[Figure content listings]
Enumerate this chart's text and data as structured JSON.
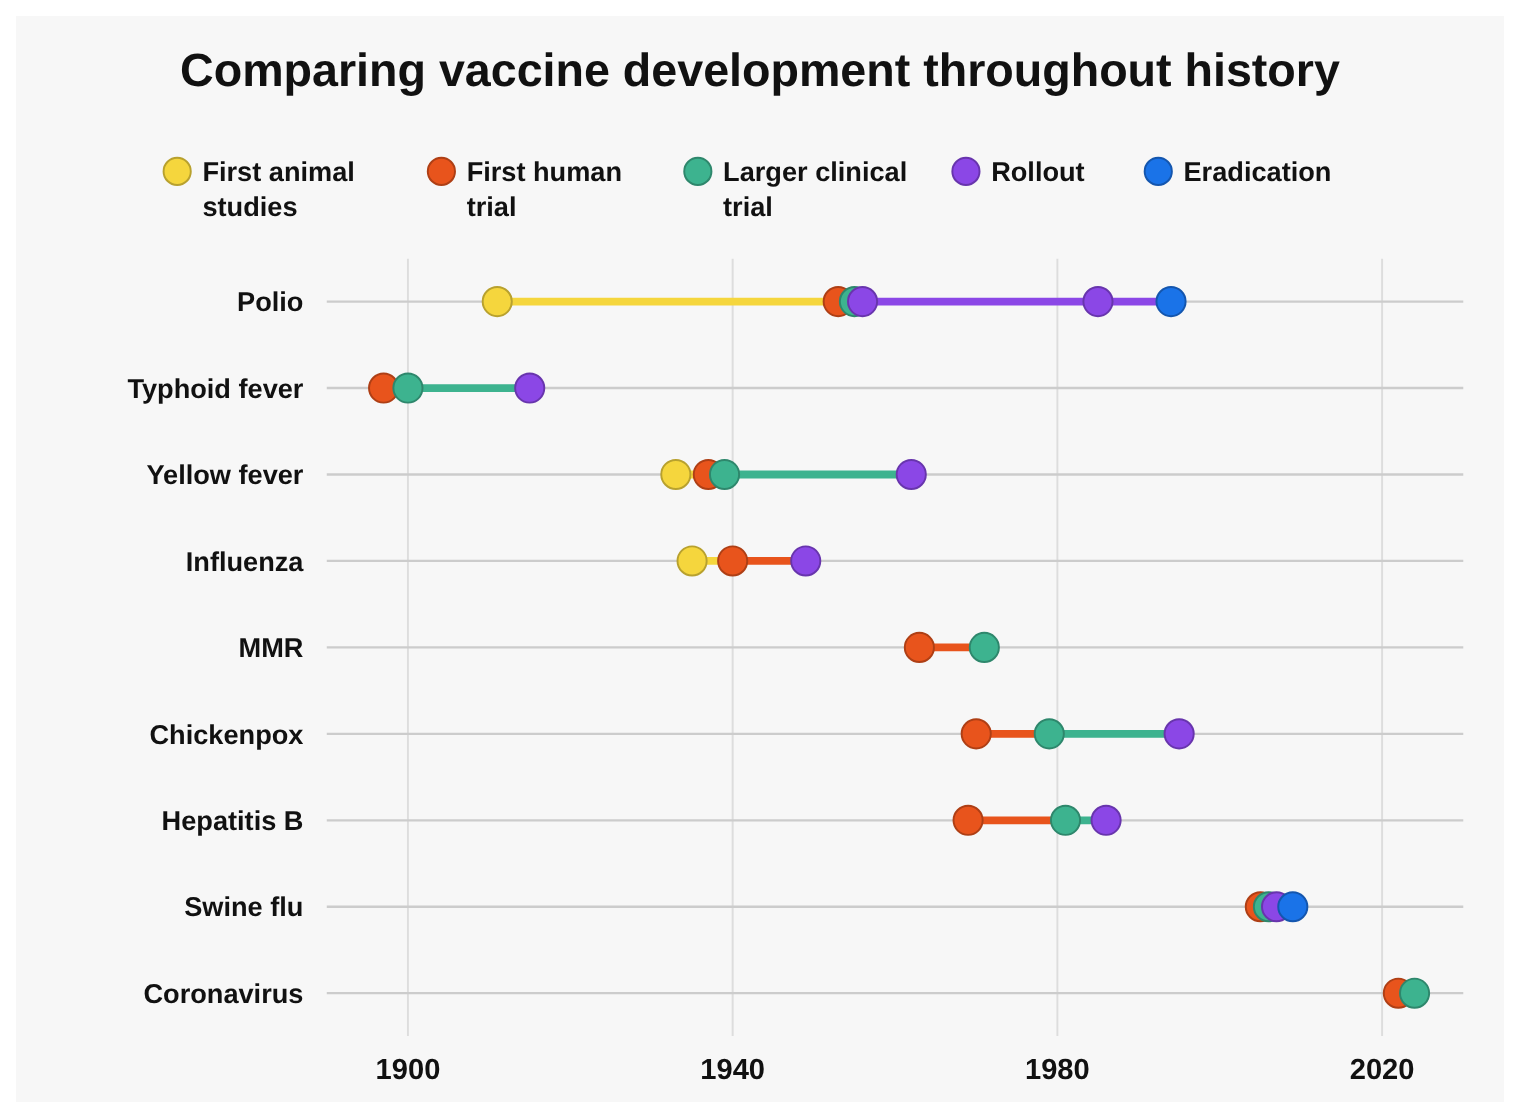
{
  "chart_data": {
    "type": "scatter",
    "orientation": "horizontal",
    "title": "Comparing vaccine development throughout history",
    "categories": [
      "Polio",
      "Typhoid fever",
      "Yellow fever",
      "Influenza",
      "MMR",
      "Chickenpox",
      "Hepatitis B",
      "Swine flu",
      "Coronavirus"
    ],
    "series": [
      {
        "name": "First animal studies",
        "color": "#f5d63d",
        "values": [
          1911,
          null,
          1933,
          1935,
          null,
          null,
          null,
          null,
          null
        ]
      },
      {
        "name": "First human trial",
        "color": "#e8541c",
        "values": [
          1953,
          1897,
          1937,
          1940,
          1963,
          1970,
          1969,
          2005,
          2022
        ]
      },
      {
        "name": "Larger clinical trial",
        "color": "#3db38f",
        "values": [
          1955,
          1900,
          1939,
          null,
          1971,
          1979,
          1981,
          2006,
          2024
        ]
      },
      {
        "name": "Rollout",
        "color": "#8b47e6",
        "values": [
          1956,
          1915,
          1962,
          1949,
          null,
          1995,
          1986,
          2007,
          null
        ]
      },
      {
        "color": "#8b47e6",
        "values": [
          1985,
          null,
          null,
          null,
          null,
          null,
          null,
          null,
          null
        ]
      },
      {
        "name": "Eradication",
        "color": "#1a73e8",
        "values": [
          1994,
          null,
          null,
          null,
          null,
          null,
          null,
          2009,
          null
        ]
      }
    ],
    "xlim": [
      1890,
      2030
    ],
    "xticks": [
      1900,
      1940,
      1980,
      2020
    ],
    "grid": true,
    "legend": "top",
    "marker": "circle"
  }
}
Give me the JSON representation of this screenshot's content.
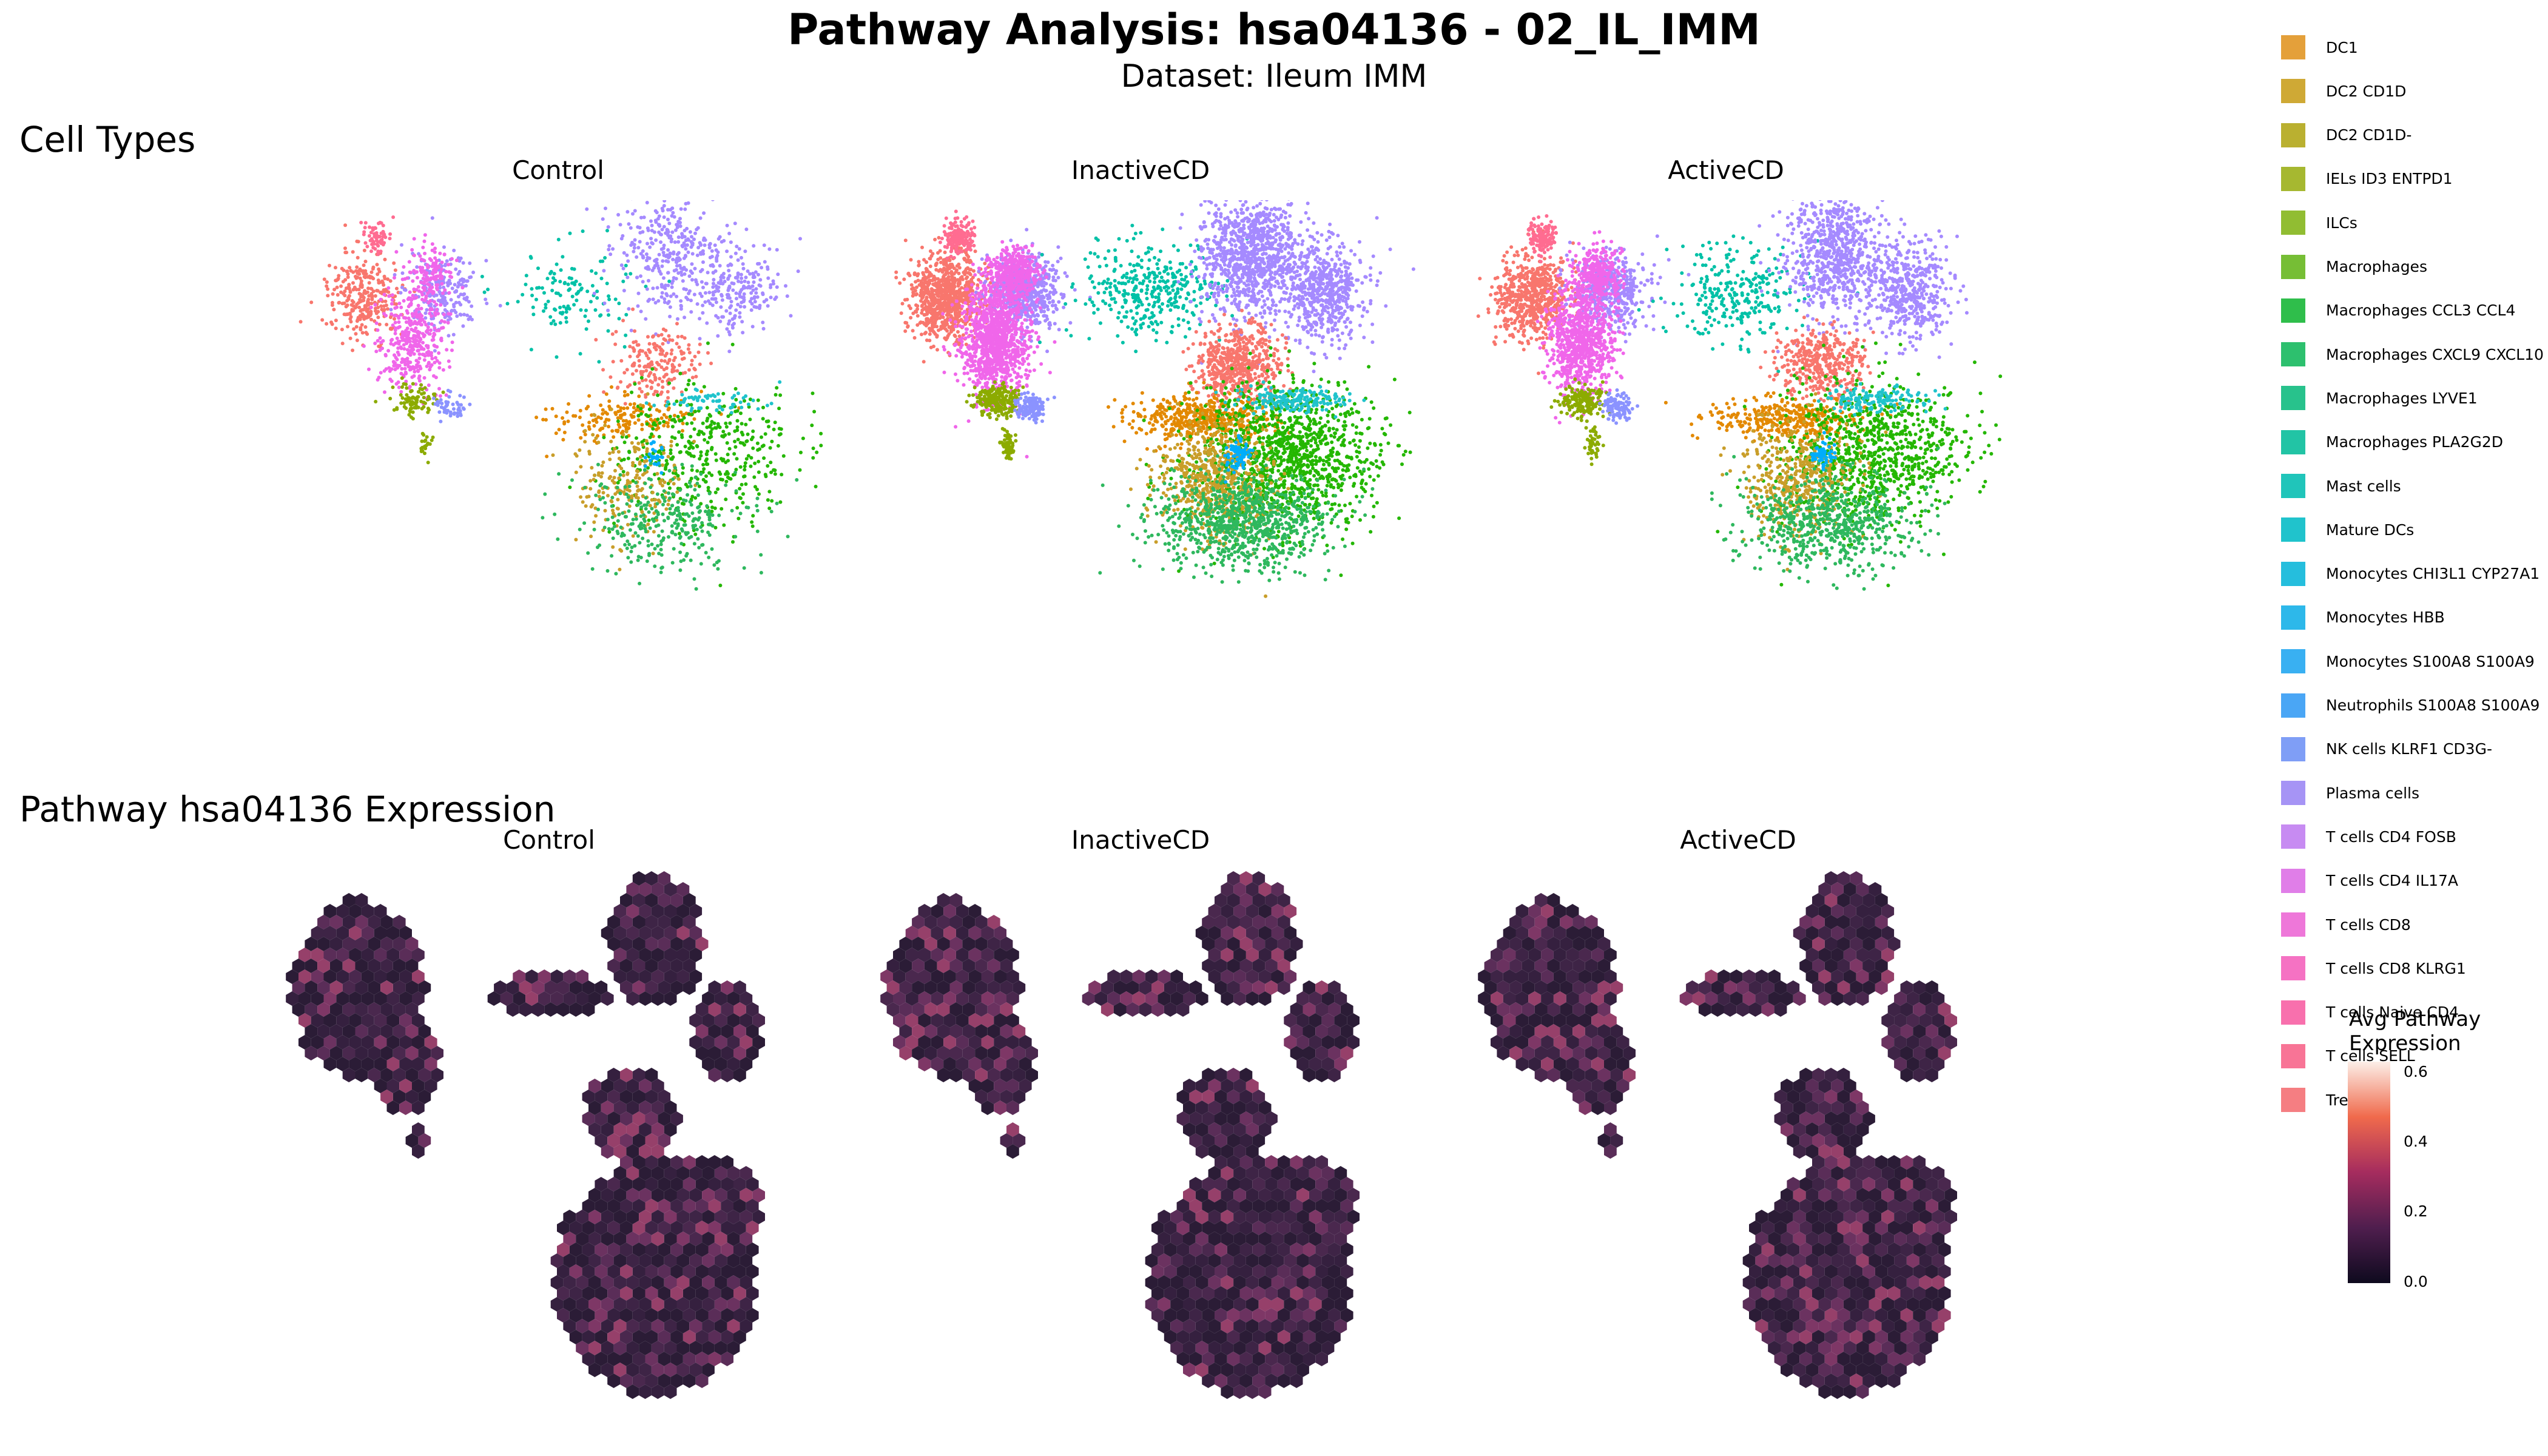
{
  "title": "Pathway Analysis: hsa04136 - 02_IL_IMM",
  "subtitle": "Dataset: Ileum IMM",
  "chart_data": [
    {
      "type": "scatter",
      "title": "Cell Types",
      "facets": [
        "Control",
        "InactiveCD",
        "ActiveCD"
      ],
      "legend": {
        "placement": "right",
        "items": [
          {
            "label": "DC1",
            "color": "#E4A03A"
          },
          {
            "label": "DC2 CD1D",
            "color": "#CFA935"
          },
          {
            "label": "DC2 CD1D-",
            "color": "#BAB030"
          },
          {
            "label": "IELs ID3 ENTPD1",
            "color": "#A6B830"
          },
          {
            "label": "ILCs",
            "color": "#91BD32"
          },
          {
            "label": "Macrophages",
            "color": "#76BE35"
          },
          {
            "label": "Macrophages CCL3 CCL4",
            "color": "#2FBE4B"
          },
          {
            "label": "Macrophages CXCL9 CXCL10",
            "color": "#2DC06E"
          },
          {
            "label": "Macrophages LYVE1",
            "color": "#28C28C"
          },
          {
            "label": "Macrophages PLA2G2D",
            "color": "#22C4A5"
          },
          {
            "label": "Mast cells",
            "color": "#20C5BA"
          },
          {
            "label": "Mature DCs",
            "color": "#20C3CC"
          },
          {
            "label": "Monocytes CHI3L1 CYP27A1",
            "color": "#25BEDD"
          },
          {
            "label": "Monocytes HBB",
            "color": "#2DB8EA"
          },
          {
            "label": "Monocytes S100A8 S100A9",
            "color": "#39B0F2"
          },
          {
            "label": "Neutrophils S100A8 S100A9",
            "color": "#4AA6F5"
          },
          {
            "label": "NK cells KLRF1 CD3G-",
            "color": "#7F9EF6"
          },
          {
            "label": "Plasma cells",
            "color": "#A694F5"
          },
          {
            "label": "T cells CD4 FOSB",
            "color": "#C78BF2"
          },
          {
            "label": "T cells CD4 IL17A",
            "color": "#E07EE8"
          },
          {
            "label": "T cells CD8",
            "color": "#EE77D9"
          },
          {
            "label": "T cells CD8 KLRG1",
            "color": "#F572C3"
          },
          {
            "label": "T cells Naive CD4",
            "color": "#F870AD"
          },
          {
            "label": "T cells SELL",
            "color": "#F87496"
          },
          {
            "label": "Tregs",
            "color": "#F57E82"
          }
        ]
      }
    },
    {
      "type": "heatmap",
      "title": "Pathway hsa04136 Expression",
      "facets": [
        "Control",
        "InactiveCD",
        "ActiveCD"
      ],
      "colorbar": {
        "title_line1": "Avg Pathway",
        "title_line2": "Expression",
        "ticks": [
          "0.6",
          "0.4",
          "0.2",
          "0.0"
        ],
        "range": [
          0,
          0.65
        ]
      }
    }
  ],
  "colors": {
    "rose": "#F8766D",
    "orange": "#E38900",
    "olive": "#8CAB00",
    "green": "#24B700",
    "teal": "#00C1A7",
    "blue": "#00ADFA",
    "periwinkle": "#8B93FF",
    "purple": "#A58AFF",
    "magenta": "#F066EA",
    "pink": "#FF6C91"
  }
}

Exercise directions =>
Please make an exact copy of the records, leaving out any picture.

Reply to the task =>
Enumerate this chart's text and data as structured JSON.
{
  "chart_data": {
    "type": "scatter",
    "orientation": "horizontal",
    "title": "Comparing vaccine development throughout history",
    "categories": [
      "Polio",
      "Typhoid fever",
      "Yellow fever",
      "Influenza",
      "MMR",
      "Chickenpox",
      "Hepatitis B",
      "Swine flu",
      "Coronavirus"
    ],
    "series": [
      {
        "name": "First animal studies",
        "color": "#f5d63d",
        "values": [
          1911,
          null,
          1933,
          1935,
          null,
          null,
          null,
          null,
          null
        ]
      },
      {
        "name": "First human trial",
        "color": "#e8541c",
        "values": [
          1953,
          1897,
          1937,
          1940,
          1963,
          1970,
          1969,
          2005,
          2022
        ]
      },
      {
        "name": "Larger clinical trial",
        "color": "#3db38f",
        "values": [
          1955,
          1900,
          1939,
          null,
          1971,
          1979,
          1981,
          2006,
          2024
        ]
      },
      {
        "name": "Rollout",
        "color": "#8b47e6",
        "values": [
          1956,
          1915,
          1962,
          1949,
          null,
          1995,
          1986,
          2007,
          null
        ]
      },
      {
        "color": "#8b47e6",
        "values": [
          1985,
          null,
          null,
          null,
          null,
          null,
          null,
          null,
          null
        ]
      },
      {
        "name": "Eradication",
        "color": "#1a73e8",
        "values": [
          1994,
          null,
          null,
          null,
          null,
          null,
          null,
          2009,
          null
        ]
      }
    ],
    "xlim": [
      1890,
      2030
    ],
    "xticks": [
      1900,
      1940,
      1980,
      2020
    ],
    "grid": true,
    "legend": "top",
    "marker": "circle"
  }
}
Give me the JSON representation of this screenshot's content.
{
  "title": "Pathway Analysis: hsa04136 - 02_IL_IMM",
  "subtitle": "Dataset: Ileum IMM",
  "chart_data": [
    {
      "type": "scatter",
      "title": "Cell Types",
      "facets": [
        "Control",
        "InactiveCD",
        "ActiveCD"
      ],
      "legend": {
        "placement": "right",
        "items": [
          {
            "label": "DC1",
            "color": "#E4A03A"
          },
          {
            "label": "DC2 CD1D",
            "color": "#CFA935"
          },
          {
            "label": "DC2 CD1D-",
            "color": "#BAB030"
          },
          {
            "label": "IELs ID3 ENTPD1",
            "color": "#A6B830"
          },
          {
            "label": "ILCs",
            "color": "#91BD32"
          },
          {
            "label": "Macrophages",
            "color": "#76BE35"
          },
          {
            "label": "Macrophages CCL3 CCL4",
            "color": "#2FBE4B"
          },
          {
            "label": "Macrophages CXCL9 CXCL10",
            "color": "#2DC06E"
          },
          {
            "label": "Macrophages LYVE1",
            "color": "#28C28C"
          },
          {
            "label": "Macrophages PLA2G2D",
            "color": "#22C4A5"
          },
          {
            "label": "Mast cells",
            "color": "#20C5BA"
          },
          {
            "label": "Mature DCs",
            "color": "#20C3CC"
          },
          {
            "label": "Monocytes CHI3L1 CYP27A1",
            "color": "#25BEDD"
          },
          {
            "label": "Monocytes HBB",
            "color": "#2DB8EA"
          },
          {
            "label": "Monocytes S100A8 S100A9",
            "color": "#39B0F2"
          },
          {
            "label": "Neutrophils S100A8 S100A9",
            "color": "#4AA6F5"
          },
          {
            "label": "NK cells KLRF1 CD3G-",
            "color": "#7F9EF6"
          },
          {
            "label": "Plasma cells",
            "color": "#A694F5"
          },
          {
            "label": "T cells CD4 FOSB",
            "color": "#C78BF2"
          },
          {
            "label": "T cells CD4 IL17A",
            "color": "#E07EE8"
          },
          {
            "label": "T cells CD8",
            "color": "#EE77D9"
          },
          {
            "label": "T cells CD8 KLRG1",
            "color": "#F572C3"
          },
          {
            "label": "T cells Naive CD4",
            "color": "#F870AD"
          },
          {
            "label": "T cells SELL",
            "color": "#F87496"
          },
          {
            "label": "Tregs",
            "color": "#F57E82"
          }
        ]
      }
    },
    {
      "type": "heatmap",
      "title": "Pathway hsa04136 Expression",
      "facets": [
        "Control",
        "InactiveCD",
        "ActiveCD"
      ],
      "colorbar": {
        "title_line1": "Avg Pathway",
        "title_line2": "Expression",
        "ticks": [
          "0.6",
          "0.4",
          "0.2",
          "0.0"
        ],
        "range": [
          0,
          0.65
        ]
      }
    }
  ],
  "colors": {
    "rose": "#F8766D",
    "orange": "#E38900",
    "olive": "#8CAB00",
    "green": "#24B700",
    "teal": "#00C1A7",
    "blue": "#00ADFA",
    "periwinkle": "#8B93FF",
    "purple": "#A58AFF",
    "magenta": "#F066EA",
    "pink": "#FF6C91"
  }
}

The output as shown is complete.